-- REQUIRED WORK --
In the text about the Exclusion Zone, how have animal numbers changed compared to adjacent inhabited areas?
======== EXTRACT PROVIDED
In the Exclusion Zone, the impact on fauna and flora is characterised by the extremely heterogenous deposition of radioactive particles, which produces a wide range of doses to which the biota were subjected. In some cases, even in very small geographic areas, the impacts differed by an order of magnitude.

Some consequences of the accident for the natural plant and animal populations are determined by secondary ecological factors resulting from changes in human activities. For example, the forbidding of hunting alters the types and numbers of birds. In general, animal numbers have greatly increased compared to adjacent inhabited areas. These favourable conditions for large numbers of commercially hunted mammal species will be preserved.

The transfer of radionuclides by water and wind, by extreme seasonal weather conditions has not led to long term contamination beyond the Exclusion Zone. In the Exclusion Zone, the future radioactive contamination will be reduced slowly through radioactive decay.

 

 

Forests contamination. Forests are highly diverse ecosystems whose flora and fauna depend on a complex relationship with each other as well as with climate, soil characteristics and topography. They may be not only a site of recreational activity, but also a place of work and a source of food. Wild game, berries and mushrooms are a supplementary source of food for many inhabitants of the contaminated regions.
================
======== EXTRACTED INFORMATION
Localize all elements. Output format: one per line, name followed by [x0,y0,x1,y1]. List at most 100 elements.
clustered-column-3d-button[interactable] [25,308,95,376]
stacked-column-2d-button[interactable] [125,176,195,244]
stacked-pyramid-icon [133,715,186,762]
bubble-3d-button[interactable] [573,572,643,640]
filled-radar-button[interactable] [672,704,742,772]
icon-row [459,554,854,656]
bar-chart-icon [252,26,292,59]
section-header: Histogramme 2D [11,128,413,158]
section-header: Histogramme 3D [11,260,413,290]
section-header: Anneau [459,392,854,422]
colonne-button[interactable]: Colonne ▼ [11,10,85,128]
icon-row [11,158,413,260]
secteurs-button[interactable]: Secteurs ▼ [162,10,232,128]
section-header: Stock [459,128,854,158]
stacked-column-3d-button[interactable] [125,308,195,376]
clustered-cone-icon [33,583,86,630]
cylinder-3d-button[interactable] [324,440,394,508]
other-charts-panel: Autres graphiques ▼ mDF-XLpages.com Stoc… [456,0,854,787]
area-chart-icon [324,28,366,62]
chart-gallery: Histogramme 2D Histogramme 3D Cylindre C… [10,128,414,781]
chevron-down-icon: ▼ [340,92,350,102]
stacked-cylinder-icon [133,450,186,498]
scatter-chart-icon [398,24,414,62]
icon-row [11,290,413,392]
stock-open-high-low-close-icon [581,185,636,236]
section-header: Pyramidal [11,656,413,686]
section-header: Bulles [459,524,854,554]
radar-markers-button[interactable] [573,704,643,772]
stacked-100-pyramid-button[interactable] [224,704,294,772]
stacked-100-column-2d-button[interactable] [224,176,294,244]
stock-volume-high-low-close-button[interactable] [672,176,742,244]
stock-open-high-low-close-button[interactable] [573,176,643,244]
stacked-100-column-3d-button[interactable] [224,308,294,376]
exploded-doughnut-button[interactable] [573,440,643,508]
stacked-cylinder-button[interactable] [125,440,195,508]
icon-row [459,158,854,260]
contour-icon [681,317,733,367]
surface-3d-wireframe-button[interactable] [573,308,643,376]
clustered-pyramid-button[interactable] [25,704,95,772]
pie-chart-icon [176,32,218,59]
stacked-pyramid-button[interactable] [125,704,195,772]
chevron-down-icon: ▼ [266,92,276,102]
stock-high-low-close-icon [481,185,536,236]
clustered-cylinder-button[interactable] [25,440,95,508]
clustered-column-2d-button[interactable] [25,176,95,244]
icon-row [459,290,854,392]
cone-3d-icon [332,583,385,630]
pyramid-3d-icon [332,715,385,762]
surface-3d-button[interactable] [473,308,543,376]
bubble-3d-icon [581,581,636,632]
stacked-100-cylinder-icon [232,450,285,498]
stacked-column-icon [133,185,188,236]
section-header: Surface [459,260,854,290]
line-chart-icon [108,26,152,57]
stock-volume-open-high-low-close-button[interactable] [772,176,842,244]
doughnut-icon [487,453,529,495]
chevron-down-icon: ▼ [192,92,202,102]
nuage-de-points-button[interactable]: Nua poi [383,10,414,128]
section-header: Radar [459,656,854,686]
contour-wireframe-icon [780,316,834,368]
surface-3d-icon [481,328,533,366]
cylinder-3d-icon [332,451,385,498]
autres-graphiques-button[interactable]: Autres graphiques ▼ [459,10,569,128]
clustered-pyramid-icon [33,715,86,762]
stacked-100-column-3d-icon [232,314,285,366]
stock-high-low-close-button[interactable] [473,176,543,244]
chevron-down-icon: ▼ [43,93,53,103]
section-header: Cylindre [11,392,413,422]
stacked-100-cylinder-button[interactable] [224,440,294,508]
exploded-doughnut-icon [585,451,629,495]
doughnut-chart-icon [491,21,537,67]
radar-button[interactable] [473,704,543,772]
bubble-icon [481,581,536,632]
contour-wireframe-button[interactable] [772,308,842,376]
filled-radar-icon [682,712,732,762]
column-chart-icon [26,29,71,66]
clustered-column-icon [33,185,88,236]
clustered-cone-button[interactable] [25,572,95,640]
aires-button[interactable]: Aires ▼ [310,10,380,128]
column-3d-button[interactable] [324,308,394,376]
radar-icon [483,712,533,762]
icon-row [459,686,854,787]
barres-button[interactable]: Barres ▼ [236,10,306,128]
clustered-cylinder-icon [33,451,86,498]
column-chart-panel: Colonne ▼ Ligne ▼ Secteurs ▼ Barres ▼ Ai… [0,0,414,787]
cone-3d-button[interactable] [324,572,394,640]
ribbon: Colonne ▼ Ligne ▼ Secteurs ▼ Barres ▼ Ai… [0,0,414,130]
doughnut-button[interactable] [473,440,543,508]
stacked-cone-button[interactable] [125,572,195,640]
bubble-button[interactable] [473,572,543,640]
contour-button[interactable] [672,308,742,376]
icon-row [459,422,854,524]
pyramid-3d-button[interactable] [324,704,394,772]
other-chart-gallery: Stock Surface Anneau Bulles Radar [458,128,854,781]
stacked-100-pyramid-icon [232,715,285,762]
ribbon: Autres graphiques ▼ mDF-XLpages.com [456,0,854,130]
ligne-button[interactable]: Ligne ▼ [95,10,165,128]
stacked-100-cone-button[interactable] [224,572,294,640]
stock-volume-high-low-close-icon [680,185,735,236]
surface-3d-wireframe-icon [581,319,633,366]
================
-- RESPONSE BELOW --
They have greatly increased.